Repeat every record below exactly, but leave out any pictures.
──────
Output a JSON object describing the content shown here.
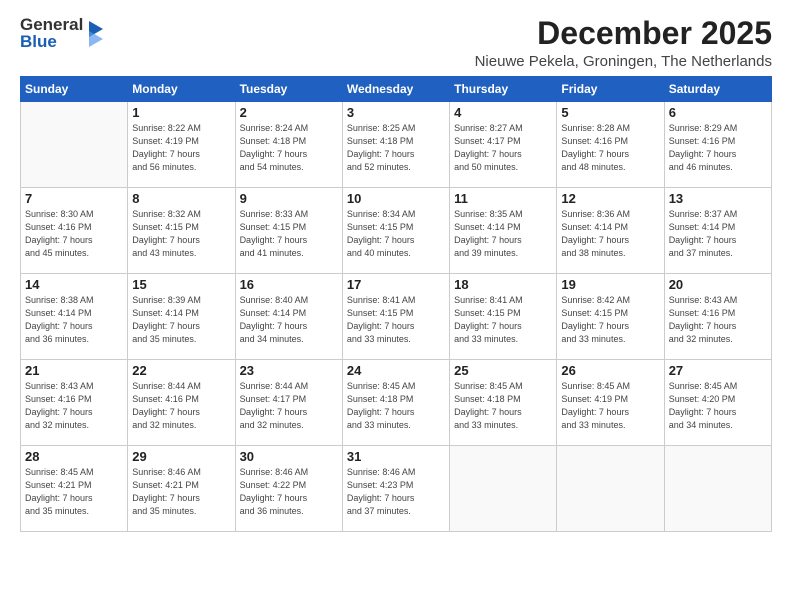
{
  "logo": {
    "general": "General",
    "blue": "Blue"
  },
  "header": {
    "month": "December 2025",
    "location": "Nieuwe Pekela, Groningen, The Netherlands"
  },
  "weekdays": [
    "Sunday",
    "Monday",
    "Tuesday",
    "Wednesday",
    "Thursday",
    "Friday",
    "Saturday"
  ],
  "weeks": [
    [
      {
        "day": "",
        "info": ""
      },
      {
        "day": "1",
        "info": "Sunrise: 8:22 AM\nSunset: 4:19 PM\nDaylight: 7 hours\nand 56 minutes."
      },
      {
        "day": "2",
        "info": "Sunrise: 8:24 AM\nSunset: 4:18 PM\nDaylight: 7 hours\nand 54 minutes."
      },
      {
        "day": "3",
        "info": "Sunrise: 8:25 AM\nSunset: 4:18 PM\nDaylight: 7 hours\nand 52 minutes."
      },
      {
        "day": "4",
        "info": "Sunrise: 8:27 AM\nSunset: 4:17 PM\nDaylight: 7 hours\nand 50 minutes."
      },
      {
        "day": "5",
        "info": "Sunrise: 8:28 AM\nSunset: 4:16 PM\nDaylight: 7 hours\nand 48 minutes."
      },
      {
        "day": "6",
        "info": "Sunrise: 8:29 AM\nSunset: 4:16 PM\nDaylight: 7 hours\nand 46 minutes."
      }
    ],
    [
      {
        "day": "7",
        "info": "Sunrise: 8:30 AM\nSunset: 4:16 PM\nDaylight: 7 hours\nand 45 minutes."
      },
      {
        "day": "8",
        "info": "Sunrise: 8:32 AM\nSunset: 4:15 PM\nDaylight: 7 hours\nand 43 minutes."
      },
      {
        "day": "9",
        "info": "Sunrise: 8:33 AM\nSunset: 4:15 PM\nDaylight: 7 hours\nand 41 minutes."
      },
      {
        "day": "10",
        "info": "Sunrise: 8:34 AM\nSunset: 4:15 PM\nDaylight: 7 hours\nand 40 minutes."
      },
      {
        "day": "11",
        "info": "Sunrise: 8:35 AM\nSunset: 4:14 PM\nDaylight: 7 hours\nand 39 minutes."
      },
      {
        "day": "12",
        "info": "Sunrise: 8:36 AM\nSunset: 4:14 PM\nDaylight: 7 hours\nand 38 minutes."
      },
      {
        "day": "13",
        "info": "Sunrise: 8:37 AM\nSunset: 4:14 PM\nDaylight: 7 hours\nand 37 minutes."
      }
    ],
    [
      {
        "day": "14",
        "info": "Sunrise: 8:38 AM\nSunset: 4:14 PM\nDaylight: 7 hours\nand 36 minutes."
      },
      {
        "day": "15",
        "info": "Sunrise: 8:39 AM\nSunset: 4:14 PM\nDaylight: 7 hours\nand 35 minutes."
      },
      {
        "day": "16",
        "info": "Sunrise: 8:40 AM\nSunset: 4:14 PM\nDaylight: 7 hours\nand 34 minutes."
      },
      {
        "day": "17",
        "info": "Sunrise: 8:41 AM\nSunset: 4:15 PM\nDaylight: 7 hours\nand 33 minutes."
      },
      {
        "day": "18",
        "info": "Sunrise: 8:41 AM\nSunset: 4:15 PM\nDaylight: 7 hours\nand 33 minutes."
      },
      {
        "day": "19",
        "info": "Sunrise: 8:42 AM\nSunset: 4:15 PM\nDaylight: 7 hours\nand 33 minutes."
      },
      {
        "day": "20",
        "info": "Sunrise: 8:43 AM\nSunset: 4:16 PM\nDaylight: 7 hours\nand 32 minutes."
      }
    ],
    [
      {
        "day": "21",
        "info": "Sunrise: 8:43 AM\nSunset: 4:16 PM\nDaylight: 7 hours\nand 32 minutes."
      },
      {
        "day": "22",
        "info": "Sunrise: 8:44 AM\nSunset: 4:16 PM\nDaylight: 7 hours\nand 32 minutes."
      },
      {
        "day": "23",
        "info": "Sunrise: 8:44 AM\nSunset: 4:17 PM\nDaylight: 7 hours\nand 32 minutes."
      },
      {
        "day": "24",
        "info": "Sunrise: 8:45 AM\nSunset: 4:18 PM\nDaylight: 7 hours\nand 33 minutes."
      },
      {
        "day": "25",
        "info": "Sunrise: 8:45 AM\nSunset: 4:18 PM\nDaylight: 7 hours\nand 33 minutes."
      },
      {
        "day": "26",
        "info": "Sunrise: 8:45 AM\nSunset: 4:19 PM\nDaylight: 7 hours\nand 33 minutes."
      },
      {
        "day": "27",
        "info": "Sunrise: 8:45 AM\nSunset: 4:20 PM\nDaylight: 7 hours\nand 34 minutes."
      }
    ],
    [
      {
        "day": "28",
        "info": "Sunrise: 8:45 AM\nSunset: 4:21 PM\nDaylight: 7 hours\nand 35 minutes."
      },
      {
        "day": "29",
        "info": "Sunrise: 8:46 AM\nSunset: 4:21 PM\nDaylight: 7 hours\nand 35 minutes."
      },
      {
        "day": "30",
        "info": "Sunrise: 8:46 AM\nSunset: 4:22 PM\nDaylight: 7 hours\nand 36 minutes."
      },
      {
        "day": "31",
        "info": "Sunrise: 8:46 AM\nSunset: 4:23 PM\nDaylight: 7 hours\nand 37 minutes."
      },
      {
        "day": "",
        "info": ""
      },
      {
        "day": "",
        "info": ""
      },
      {
        "day": "",
        "info": ""
      }
    ]
  ]
}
──────
Completed task ▸
Output a JSON object describing the content shown here.
{
  "logo": {
    "general": "General",
    "blue": "Blue"
  },
  "header": {
    "month": "December 2025",
    "location": "Nieuwe Pekela, Groningen, The Netherlands"
  },
  "weekdays": [
    "Sunday",
    "Monday",
    "Tuesday",
    "Wednesday",
    "Thursday",
    "Friday",
    "Saturday"
  ],
  "weeks": [
    [
      {
        "day": "",
        "info": ""
      },
      {
        "day": "1",
        "info": "Sunrise: 8:22 AM\nSunset: 4:19 PM\nDaylight: 7 hours\nand 56 minutes."
      },
      {
        "day": "2",
        "info": "Sunrise: 8:24 AM\nSunset: 4:18 PM\nDaylight: 7 hours\nand 54 minutes."
      },
      {
        "day": "3",
        "info": "Sunrise: 8:25 AM\nSunset: 4:18 PM\nDaylight: 7 hours\nand 52 minutes."
      },
      {
        "day": "4",
        "info": "Sunrise: 8:27 AM\nSunset: 4:17 PM\nDaylight: 7 hours\nand 50 minutes."
      },
      {
        "day": "5",
        "info": "Sunrise: 8:28 AM\nSunset: 4:16 PM\nDaylight: 7 hours\nand 48 minutes."
      },
      {
        "day": "6",
        "info": "Sunrise: 8:29 AM\nSunset: 4:16 PM\nDaylight: 7 hours\nand 46 minutes."
      }
    ],
    [
      {
        "day": "7",
        "info": "Sunrise: 8:30 AM\nSunset: 4:16 PM\nDaylight: 7 hours\nand 45 minutes."
      },
      {
        "day": "8",
        "info": "Sunrise: 8:32 AM\nSunset: 4:15 PM\nDaylight: 7 hours\nand 43 minutes."
      },
      {
        "day": "9",
        "info": "Sunrise: 8:33 AM\nSunset: 4:15 PM\nDaylight: 7 hours\nand 41 minutes."
      },
      {
        "day": "10",
        "info": "Sunrise: 8:34 AM\nSunset: 4:15 PM\nDaylight: 7 hours\nand 40 minutes."
      },
      {
        "day": "11",
        "info": "Sunrise: 8:35 AM\nSunset: 4:14 PM\nDaylight: 7 hours\nand 39 minutes."
      },
      {
        "day": "12",
        "info": "Sunrise: 8:36 AM\nSunset: 4:14 PM\nDaylight: 7 hours\nand 38 minutes."
      },
      {
        "day": "13",
        "info": "Sunrise: 8:37 AM\nSunset: 4:14 PM\nDaylight: 7 hours\nand 37 minutes."
      }
    ],
    [
      {
        "day": "14",
        "info": "Sunrise: 8:38 AM\nSunset: 4:14 PM\nDaylight: 7 hours\nand 36 minutes."
      },
      {
        "day": "15",
        "info": "Sunrise: 8:39 AM\nSunset: 4:14 PM\nDaylight: 7 hours\nand 35 minutes."
      },
      {
        "day": "16",
        "info": "Sunrise: 8:40 AM\nSunset: 4:14 PM\nDaylight: 7 hours\nand 34 minutes."
      },
      {
        "day": "17",
        "info": "Sunrise: 8:41 AM\nSunset: 4:15 PM\nDaylight: 7 hours\nand 33 minutes."
      },
      {
        "day": "18",
        "info": "Sunrise: 8:41 AM\nSunset: 4:15 PM\nDaylight: 7 hours\nand 33 minutes."
      },
      {
        "day": "19",
        "info": "Sunrise: 8:42 AM\nSunset: 4:15 PM\nDaylight: 7 hours\nand 33 minutes."
      },
      {
        "day": "20",
        "info": "Sunrise: 8:43 AM\nSunset: 4:16 PM\nDaylight: 7 hours\nand 32 minutes."
      }
    ],
    [
      {
        "day": "21",
        "info": "Sunrise: 8:43 AM\nSunset: 4:16 PM\nDaylight: 7 hours\nand 32 minutes."
      },
      {
        "day": "22",
        "info": "Sunrise: 8:44 AM\nSunset: 4:16 PM\nDaylight: 7 hours\nand 32 minutes."
      },
      {
        "day": "23",
        "info": "Sunrise: 8:44 AM\nSunset: 4:17 PM\nDaylight: 7 hours\nand 32 minutes."
      },
      {
        "day": "24",
        "info": "Sunrise: 8:45 AM\nSunset: 4:18 PM\nDaylight: 7 hours\nand 33 minutes."
      },
      {
        "day": "25",
        "info": "Sunrise: 8:45 AM\nSunset: 4:18 PM\nDaylight: 7 hours\nand 33 minutes."
      },
      {
        "day": "26",
        "info": "Sunrise: 8:45 AM\nSunset: 4:19 PM\nDaylight: 7 hours\nand 33 minutes."
      },
      {
        "day": "27",
        "info": "Sunrise: 8:45 AM\nSunset: 4:20 PM\nDaylight: 7 hours\nand 34 minutes."
      }
    ],
    [
      {
        "day": "28",
        "info": "Sunrise: 8:45 AM\nSunset: 4:21 PM\nDaylight: 7 hours\nand 35 minutes."
      },
      {
        "day": "29",
        "info": "Sunrise: 8:46 AM\nSunset: 4:21 PM\nDaylight: 7 hours\nand 35 minutes."
      },
      {
        "day": "30",
        "info": "Sunrise: 8:46 AM\nSunset: 4:22 PM\nDaylight: 7 hours\nand 36 minutes."
      },
      {
        "day": "31",
        "info": "Sunrise: 8:46 AM\nSunset: 4:23 PM\nDaylight: 7 hours\nand 37 minutes."
      },
      {
        "day": "",
        "info": ""
      },
      {
        "day": "",
        "info": ""
      },
      {
        "day": "",
        "info": ""
      }
    ]
  ]
}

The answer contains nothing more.